Data records
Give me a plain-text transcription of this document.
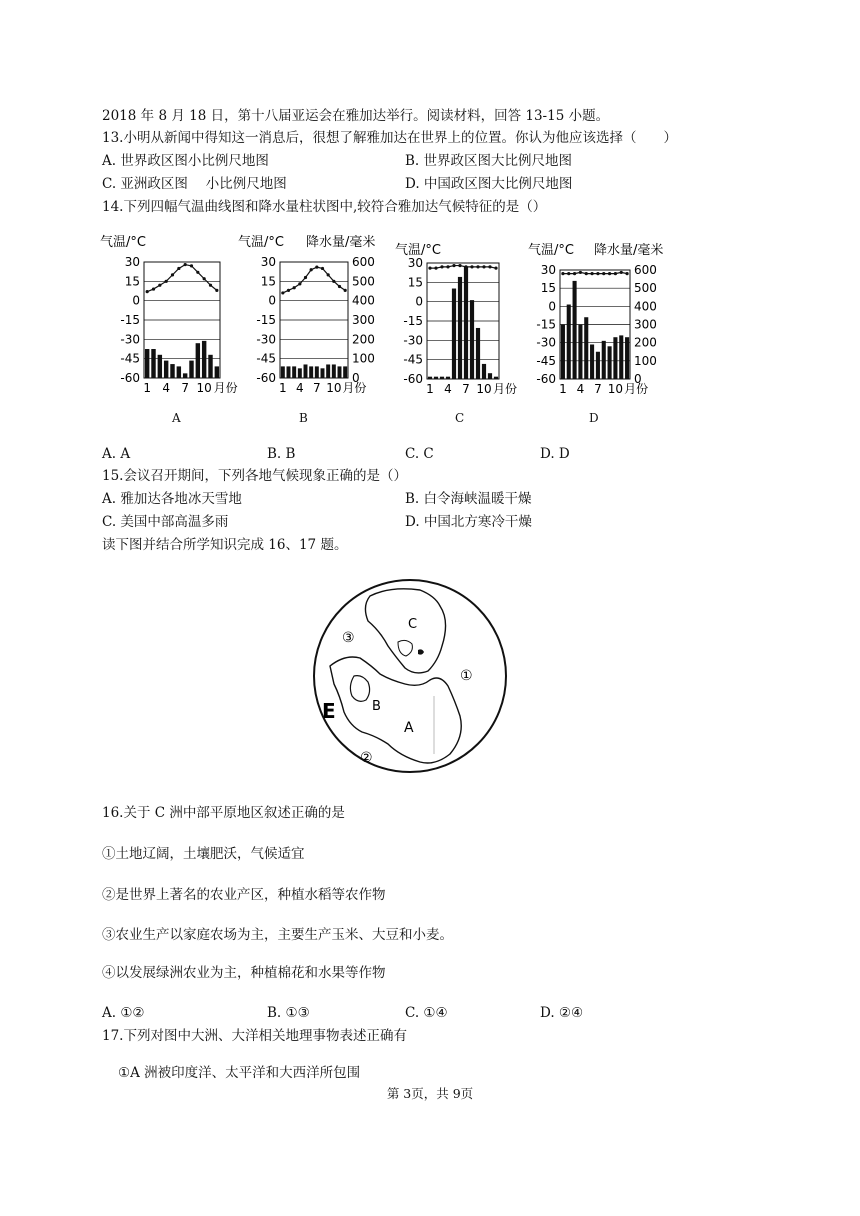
2018 年 8 月 18 日，第十八届亚运会在雅加达举行。阅读材料，回答 13-15 小题。
13.小明从新闻中得知这一消息后，很想了解雅加达在世界上的位置。你认为他应该选择（　　）
A. 世界政区图小比例尺地图	B. 世界政区图大比例尺地图
C. 亚洲政区图　 小比例尺地图	D. 中国政区图大比例尺地图
14.下列四幅气温曲线图和降水量柱状图中,较符合雅加达气候特征的是（）
气温/°C
30
15
0
-15
-30
-45
-60
1 4 7 10 月份
A
气温/°C 降水量/毫米
30
15
0
-15
-30
-45
-60
600
500
400
300
200
100
0
1 4 7 10 月份
B
气温/°C
30
15
0
-15
-30
-45
-60
1 4 7 10 月份
C
气温/°C 降水量/毫米
30
15
0
-15
-30
-45
-60
600
500
400
300
200
100
0
1 4 7 10 月份
D
A. A	B. B	C. C	D. D
15.会议召开期间，下列各地气候现象正确的是（）
A. 雅加达各地冰天雪地	B. 白令海峡温暖干燥
C. 美国中部高温多雨	D. 中国北方寒冷干燥
读下图并结合所学知识完成 16、17 题。
C
B
A
E
①
②
③
16.关于 C 洲中部平原地区叙述正确的是
①土地辽阔，土壤肥沃，气候适宜
②是世界上著名的农业产区，种植水稻等农作物
③农业生产以家庭农场为主，主要生产玉米、大豆和小麦。
④以发展绿洲农业为主，种植棉花和水果等作物
A. ①②	B. ①③	C. ①④	D. ②④
17.下列对图中大洲、大洋相关地理事物表述正确有
①A 洲被印度洋、太平洋和大西洋所包围
第 3页，共 9页
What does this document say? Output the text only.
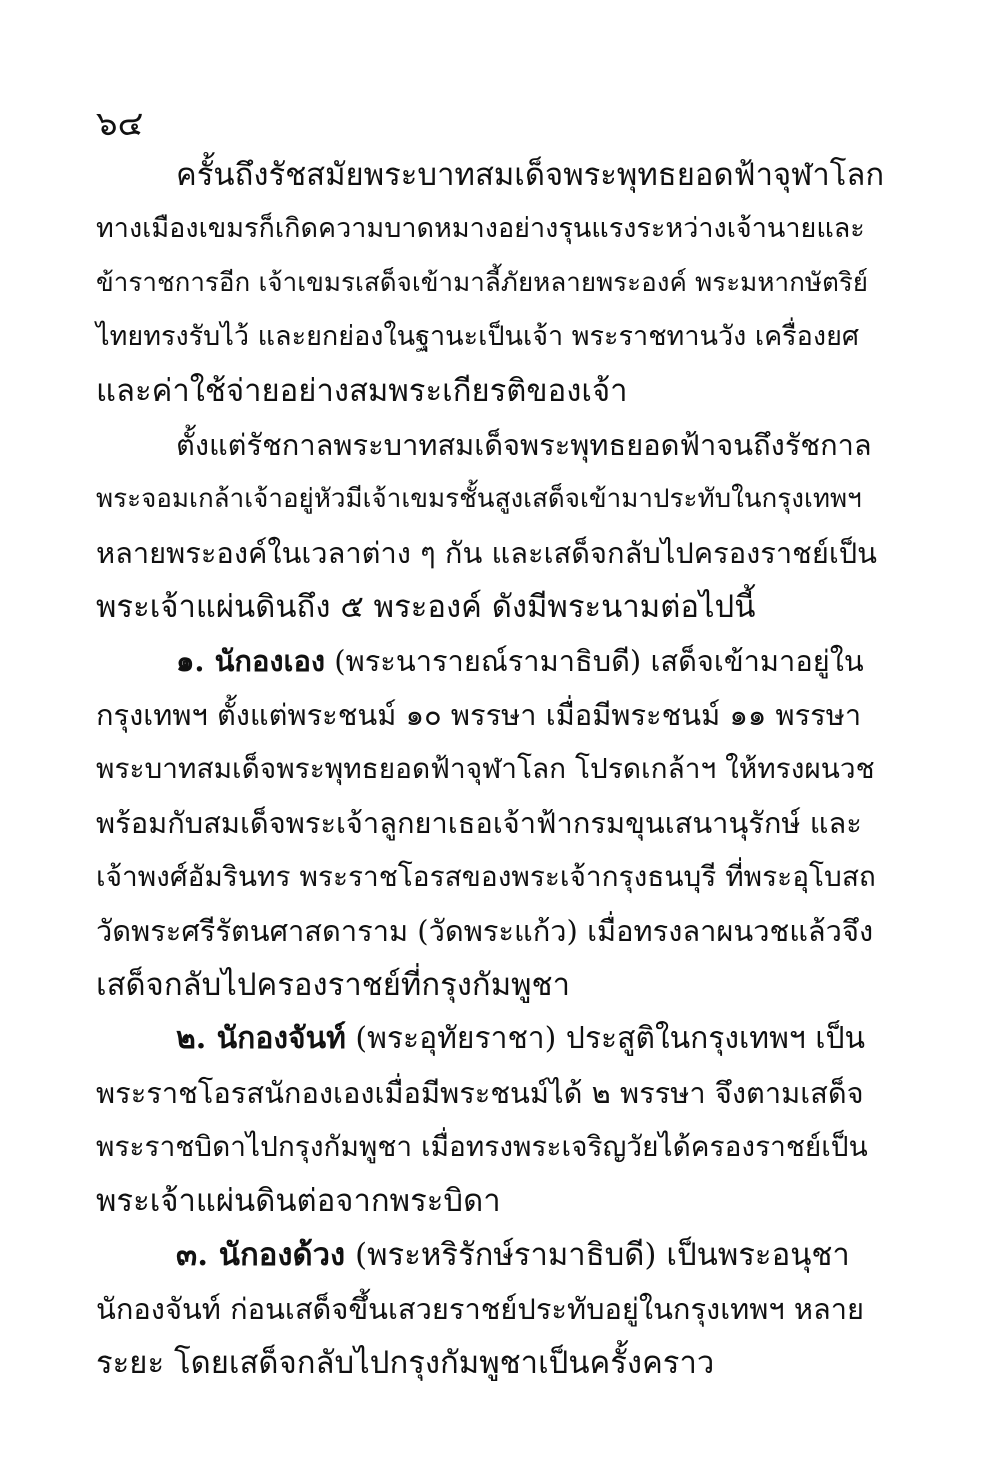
๖๔
ครั้นถึงรัชสมัยพระบาทสมเด็จพระพุทธยอดฟ้าจุฬาโลก
ทางเมืองเขมรก็เกิดความบาดหมางอย่างรุนแรงระหว่างเจ้านายและ
ข้าราชการอีก เจ้าเขมรเสด็จเข้ามาลี้ภัยหลายพระองค์ พระมหากษัตริย์
ไทยทรงรับไว้ และยกย่องในฐานะเป็นเจ้า พระราชทานวัง เครื่องยศ
และค่าใช้จ่ายอย่างสมพระเกียรติของเจ้า
ตั้งแต่รัชกาลพระบาทสมเด็จพระพุทธยอดฟ้าจนถึงรัชกาล
พระจอมเกล้าเจ้าอยู่หัวมีเจ้าเขมรชั้นสูงเสด็จเข้ามาประทับในกรุงเทพฯ
หลายพระองค์ในเวลาต่าง ๆ กัน และเสด็จกลับไปครองราชย์เป็น
พระเจ้าแผ่นดินถึง ๕ พระองค์ ดังมีพระนามต่อไปนี้
๑. นักองเอง (พระนารายณ์รามาธิบดี) เสด็จเข้ามาอยู่ใน
กรุงเทพฯ ตั้งแต่พระชนม์ ๑๐ พรรษา เมื่อมีพระชนม์ ๑๑ พรรษา
พระบาทสมเด็จพระพุทธยอดฟ้าจุฬาโลก โปรดเกล้าฯ ให้ทรงผนวช
พร้อมกับสมเด็จพระเจ้าลูกยาเธอเจ้าฟ้ากรมขุนเสนานุรักษ์ และ
เจ้าพงศ์อัมรินทร พระราชโอรสของพระเจ้ากรุงธนบุรี ที่พระอุโบสถ
วัดพระศรีรัตนศาสดาราม (วัดพระแก้ว) เมื่อทรงลาผนวชแล้วจึง
เสด็จกลับไปครองราชย์ที่กรุงกัมพูชา
๒. นักองจันท์ (พระอุทัยราชา) ประสูติในกรุงเทพฯ เป็น
พระราชโอรสนักองเองเมื่อมีพระชนม์ได้ ๒ พรรษา จึงตามเสด็จ
พระราชบิดาไปกรุงกัมพูชา เมื่อทรงพระเจริญวัยได้ครองราชย์เป็น
พระเจ้าแผ่นดินต่อจากพระบิดา
๓. นักองด้วง (พระหริรักษ์รามาธิบดี) เป็นพระอนุชา
นักองจันท์ ก่อนเสด็จขึ้นเสวยราชย์ประทับอยู่ในกรุงเทพฯ หลาย
ระยะ โดยเสด็จกลับไปกรุงกัมพูชาเป็นครั้งคราว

Exercise prompt
Find all lines where the word "งเทพฯ" appears. Copy them.

The completed task
พระจอมเกล้าเจ้าอยู่หัวมีเจ้าเขมรชั้นสูงเสด็จเข้ามาประทับในกรุงเทพฯ
กรุงเทพฯ ตั้งแต่พระชนม์ ๑๐ พรรษา เมื่อมีพระชนม์ ๑๑ พรรษา
๒. นักองจันท์ (พระอุทัยราชา) ประสูติในกรุงเทพฯ เป็น
นักองจันท์ ก่อนเสด็จขึ้นเสวยราชย์ประทับอยู่ในกรุงเทพฯ หลาย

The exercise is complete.